--- Start Task inputs ---

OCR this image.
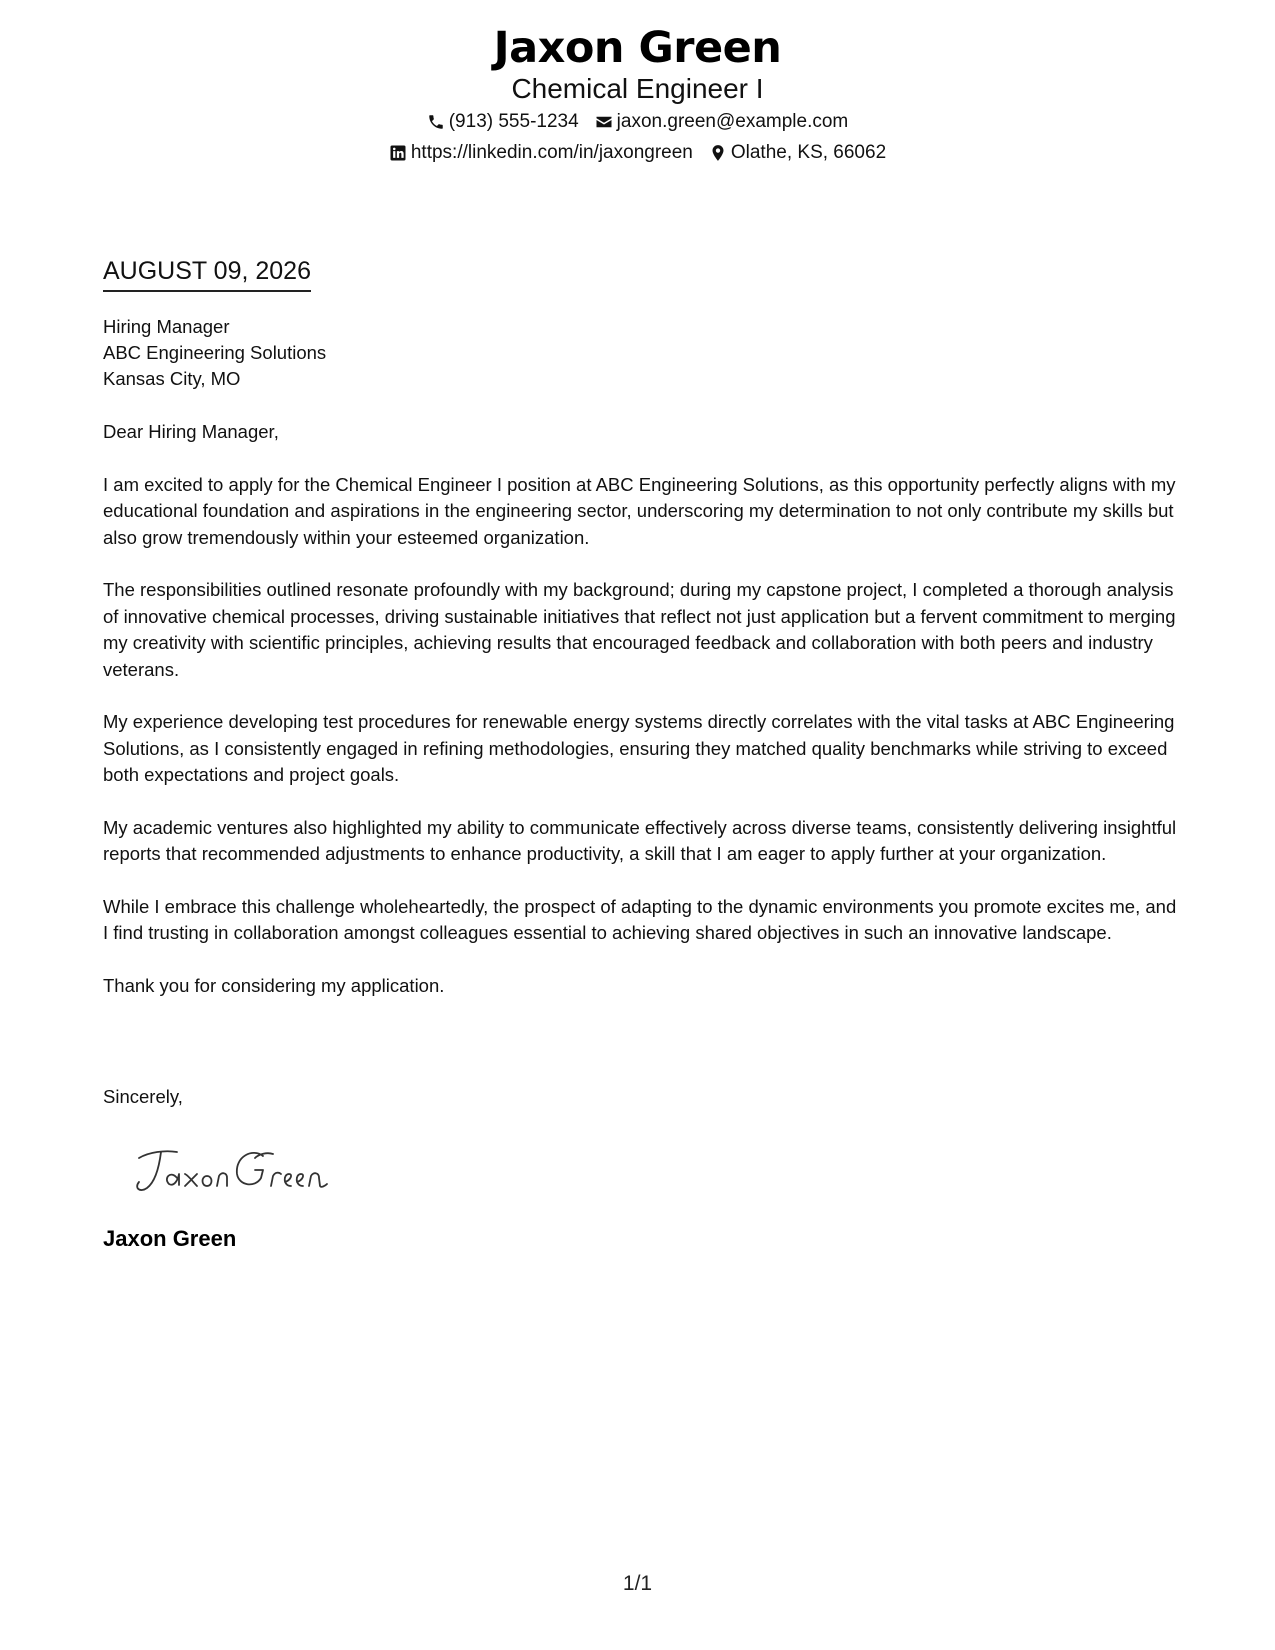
Jaxon Green
Chemical Engineer I
(913) 555-1234 jaxon.green@example.com
https://linkedin.com/in/jaxongreen Olathe, KS, 66062
AUGUST 09, 2026
Hiring Manager
ABC Engineering Solutions
Kansas City, MO

Dear Hiring Manager,

I am excited to apply for the Chemical Engineer I position at ABC Engineering Solutions, as this opportunity perfectly aligns with my educational foundation and aspirations in the engineering sector, underscoring my determination to not only contribute my skills but also grow tremendously within your esteemed organization.

The responsibilities outlined resonate profoundly with my background; during my capstone project, I completed a thorough analysis of innovative chemical processes, driving sustainable initiatives that reflect not just application but a fervent commitment to merging my creativity with scientific principles, achieving results that encouraged feedback and collaboration with both peers and industry veterans.

My experience developing test procedures for renewable energy systems directly correlates with the vital tasks at ABC Engineering Solutions, as I consistently engaged in refining methodologies, ensuring they matched quality benchmarks while striving to exceed both expectations and project goals.

My academic ventures also highlighted my ability to communicate effectively across diverse teams, consistently delivering insightful reports that recommended adjustments to enhance productivity, a skill that I am eager to apply further at your organization.

While I embrace this challenge wholeheartedly, the prospect of adapting to the dynamic environments you promote excites me, and I find trusting in collaboration amongst colleagues essential to achieving shared objectives in such an innovative landscape.

Thank you for considering my application.

Sincerely,
Jaxon Green
1/1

--- End Task inputs ---

## Problem:
Without including any pictures, output all the entries above exactly.

## Output of the exercise:
OCR this image.
Jaxon Green
Chemical Engineer I
(913) 555-1234 jaxon.green@example.com
https://linkedin.com/in/jaxongreen Olathe, KS, 66062
AUGUST 09, 2026
Hiring Manager
ABC Engineering Solutions
Kansas City, MO

Dear Hiring Manager,

I am excited to apply for the Chemical Engineer I position at ABC Engineering Solutions, as this opportunity perfectly aligns with my educational foundation and aspirations in the engineering sector, underscoring my determination to not only contribute my skills but also grow tremendously within your esteemed organization.

The responsibilities outlined resonate profoundly with my background; during my capstone project, I completed a thorough analysis of innovative chemical processes, driving sustainable initiatives that reflect not just application but a fervent commitment to merging my creativity with scientific principles, achieving results that encouraged feedback and collaboration with both peers and industry veterans.

My experience developing test procedures for renewable energy systems directly correlates with the vital tasks at ABC Engineering Solutions, as I consistently engaged in refining methodologies, ensuring they matched quality benchmarks while striving to exceed both expectations and project goals.

My academic ventures also highlighted my ability to communicate effectively across diverse teams, consistently delivering insightful reports that recommended adjustments to enhance productivity, a skill that I am eager to apply further at your organization.

While I embrace this challenge wholeheartedly, the prospect of adapting to the dynamic environments you promote excites me, and I find trusting in collaboration amongst colleagues essential to achieving shared objectives in such an innovative landscape.

Thank you for considering my application.

Sincerely,
Jaxon Green
1/1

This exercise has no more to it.